Write the records below out again exactly as given, with no images.

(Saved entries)

>> start

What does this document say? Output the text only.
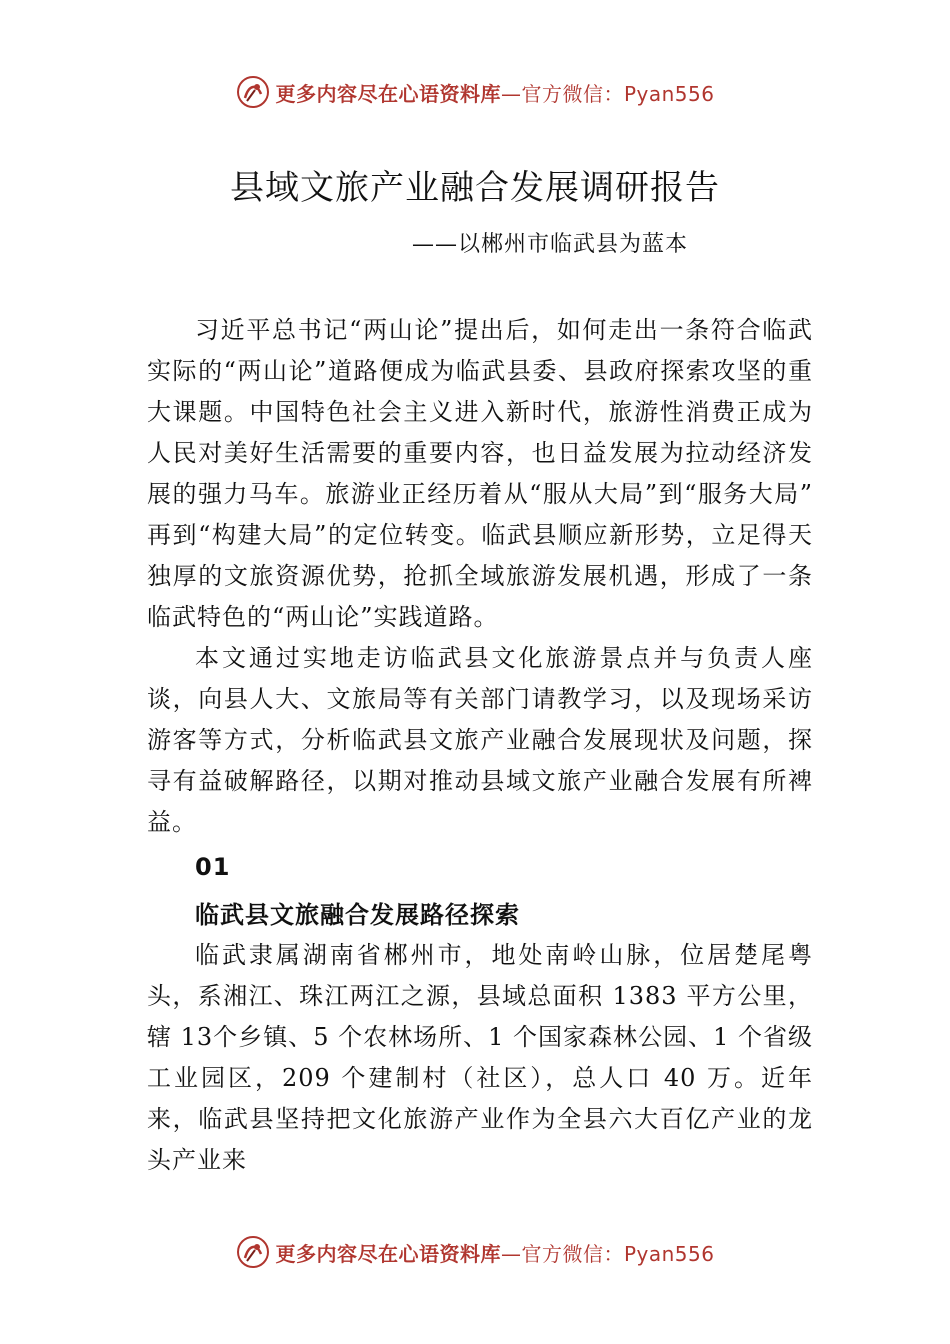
更多内容尽在心语资料库—官方微信：Pyan556
县域文旅产业融合发展调研报告
——以郴州市临武县为蓝本

习近平总书记“两山论”提出后，如何走出一条符合临武实际的“两山论”道路便成为临武县委、县政府探索攻坚的重大课题。中国特色社会主义进入新时代，旅游性消费正成为 人民对美好生活需要的重要内容，也日益发展为拉动经济发展的强力马车。旅游业正经历着从“服从大局”到“服务大局” 再到“构建大局”的定位转变。临武县顺应新形势，立足得天独厚的文旅资源优势，抢抓全域旅游发展机遇，形成了一条临武特色的“两山论”实践道路。

本文通过实地走访临武县文化旅游景点并与负责人座谈，向县人大、文旅局等有关部门请教学习，以及现场采访游客等方式，分析临武县文旅产业融合发展现状及问题，探寻有益破解路径，以期对推动县域文旅产业融合发展有所裨益。

01

临武县文旅融合发展路径探索

临武隶属湖南省郴州市，地处南岭山脉，位居楚尾粤头，系湘江、珠江两江之源，县域总面积 1383 平方公里，辖 13个乡镇、5 个农林场所、1 个国家森林公园、1 个省级工业园区，209 个建制村（社区），总人口 40 万。近年来，临武县坚持把文化旅游产业作为全县六大百亿产业的龙头产业来

更多内容尽在心语资料库—官方微信：Pyan556
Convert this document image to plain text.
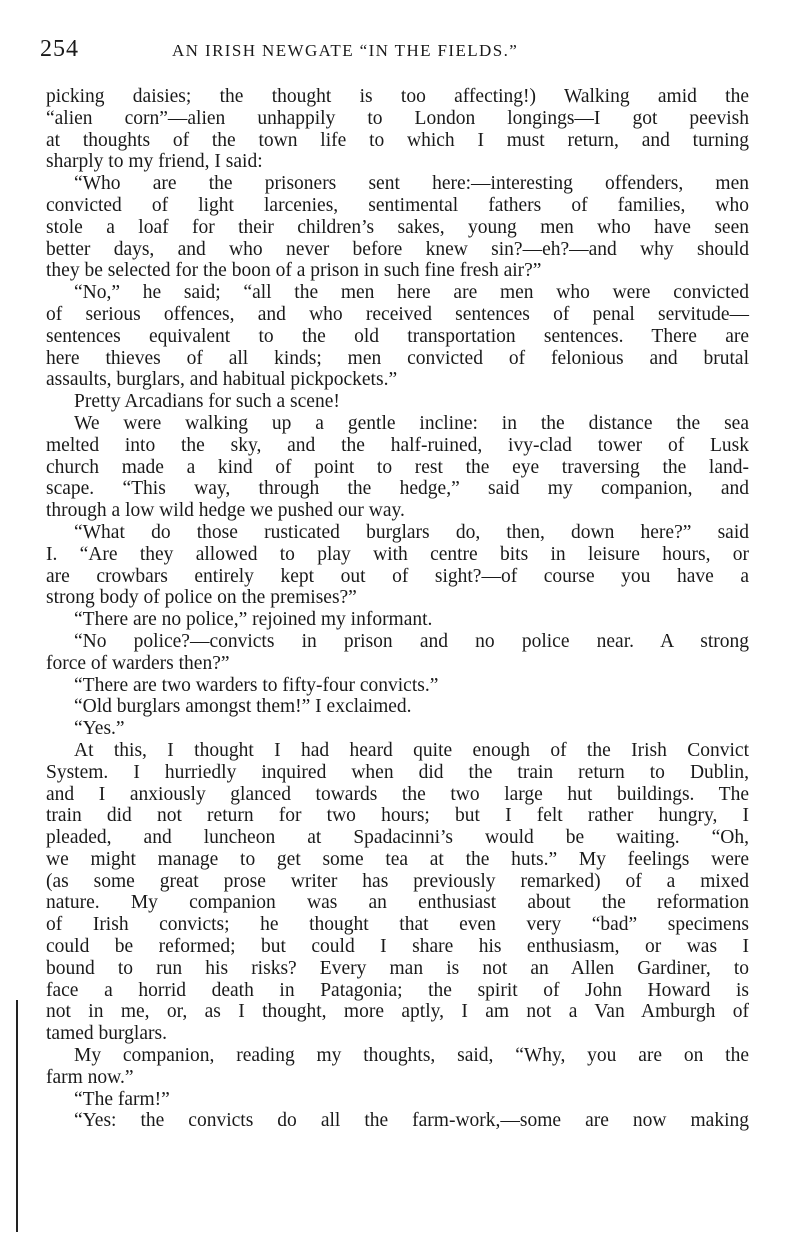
254	AN IRISH NEWGATE “IN THE FIELDS.”
picking daisies; the thought is too affecting!) Walking amid the
“alien corn”—alien unhappily to London longings—I got peevish
at thoughts of the town life to which I must return, and turning
sharply to my friend, I said:
“Who are the prisoners sent here:—interesting offenders, men
convicted of light larcenies, sentimental fathers of families, who
stole a loaf for their children’s sakes, young men who have seen
better days, and who never before knew sin?—eh?—and why should
they be selected for the boon of a prison in such fine fresh air?”
“No,” he said; “all the men here are men who were convicted
of serious offences, and who received sentences of penal servitude—
sentences equivalent to the old transportation sentences. There are
here thieves of all kinds; men convicted of felonious and brutal
assaults, burglars, and habitual pickpockets.”
Pretty Arcadians for such a scene!
We were walking up a gentle incline: in the distance the sea
melted into the sky, and the half-ruined, ivy-clad tower of Lusk
church made a kind of point to rest the eye traversing the land-
scape. “This way, through the hedge,” said my companion, and
through a low wild hedge we pushed our way.
“What do those rusticated burglars do, then, down here?” said
I. “Are they allowed to play with centre bits in leisure hours, or
are crowbars entirely kept out of sight?—of course you have a
strong body of police on the premises?”
“There are no police,” rejoined my informant.
“No police?—convicts in prison and no police near. A strong
force of warders then?”
“There are two warders to fifty-four convicts.”
“Old burglars amongst them!” I exclaimed.
“Yes.”
At this, I thought I had heard quite enough of the Irish Convict
System. I hurriedly inquired when did the train return to Dublin,
and I anxiously glanced towards the two large hut buildings. The
train did not return for two hours; but I felt rather hungry, I
pleaded, and luncheon at Spadacinni’s would be waiting. “Oh,
we might manage to get some tea at the huts.” My feelings were
(as some great prose writer has previously remarked) of a mixed
nature. My companion was an enthusiast about the reformation
of Irish convicts; he thought that even very “bad” specimens
could be reformed; but could I share his enthusiasm, or was I
bound to run his risks? Every man is not an Allen Gardiner, to
face a horrid death in Patagonia; the spirit of John Howard is
not in me, or, as I thought, more aptly, I am not a Van Amburgh of
tamed burglars.
My companion, reading my thoughts, said, “Why, you are on the
farm now.”
“The farm!”
“Yes: the convicts do all the farm-work,—some are now making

>> end

— SOLUTION —
What does this document say? Output the text only.
更多内容尽在心语资料库—官方微信：Pyan556
县域文旅产业融合发展调研报告
——以郴州市临武县为蓝本

习近平总书记“两山论”提出后，如何走出一条符合临武实际的“两山论”道路便成为临武县委、县政府探索攻坚的重大课题。中国特色社会主义进入新时代，旅游性消费正成为 人民对美好生活需要的重要内容，也日益发展为拉动经济发展的强力马车。旅游业正经历着从“服从大局”到“服务大局” 再到“构建大局”的定位转变。临武县顺应新形势，立足得天独厚的文旅资源优势，抢抓全域旅游发展机遇，形成了一条临武特色的“两山论”实践道路。

本文通过实地走访临武县文化旅游景点并与负责人座谈，向县人大、文旅局等有关部门请教学习，以及现场采访游客等方式，分析临武县文旅产业融合发展现状及问题，探寻有益破解路径，以期对推动县域文旅产业融合发展有所裨益。

01

临武县文旅融合发展路径探索

临武隶属湖南省郴州市，地处南岭山脉，位居楚尾粤头，系湘江、珠江两江之源，县域总面积 1383 平方公里，辖 13个乡镇、5 个农林场所、1 个国家森林公园、1 个省级工业园区，209 个建制村（社区），总人口 40 万。近年来，临武县坚持把文化旅游产业作为全县六大百亿产业的龙头产业来

更多内容尽在心语资料库—官方微信：Pyan556
Convert this document image to plain text.
254	AN IRISH NEWGATE “IN THE FIELDS.”
picking daisies; the thought is too affecting!) Walking amid the
“alien corn”—alien unhappily to London longings—I got peevish
at thoughts of the town life to which I must return, and turning
sharply to my friend, I said:
“Who are the prisoners sent here:—interesting offenders, men
convicted of light larcenies, sentimental fathers of families, who
stole a loaf for their children’s sakes, young men who have seen
better days, and who never before knew sin?—eh?—and why should
they be selected for the boon of a prison in such fine fresh air?”
“No,” he said; “all the men here are men who were convicted
of serious offences, and who received sentences of penal servitude—
sentences equivalent to the old transportation sentences. There are
here thieves of all kinds; men convicted of felonious and brutal
assaults, burglars, and habitual pickpockets.”
Pretty Arcadians for such a scene!
We were walking up a gentle incline: in the distance the sea
melted into the sky, and the half-ruined, ivy-clad tower of Lusk
church made a kind of point to rest the eye traversing the land-
scape. “This way, through the hedge,” said my companion, and
through a low wild hedge we pushed our way.
“What do those rusticated burglars do, then, down here?” said
I. “Are they allowed to play with centre bits in leisure hours, or
are crowbars entirely kept out of sight?—of course you have a
strong body of police on the premises?”
“There are no police,” rejoined my informant.
“No police?—convicts in prison and no police near. A strong
force of warders then?”
“There are two warders to fifty-four convicts.”
“Old burglars amongst them!” I exclaimed.
“Yes.”
At this, I thought I had heard quite enough of the Irish Convict
System. I hurriedly inquired when did the train return to Dublin,
and I anxiously glanced towards the two large hut buildings. The
train did not return for two hours; but I felt rather hungry, I
pleaded, and luncheon at Spadacinni’s would be waiting. “Oh,
we might manage to get some tea at the huts.” My feelings were
(as some great prose writer has previously remarked) of a mixed
nature. My companion was an enthusiast about the reformation
of Irish convicts; he thought that even very “bad” specimens
could be reformed; but could I share his enthusiasm, or was I
bound to run his risks? Every man is not an Allen Gardiner, to
face a horrid death in Patagonia; the spirit of John Howard is
not in me, or, as I thought, more aptly, I am not a Van Amburgh of
tamed burglars.
My companion, reading my thoughts, said, “Why, you are on the
farm now.”
“The farm!”
“Yes: the convicts do all the farm-work,—some are now making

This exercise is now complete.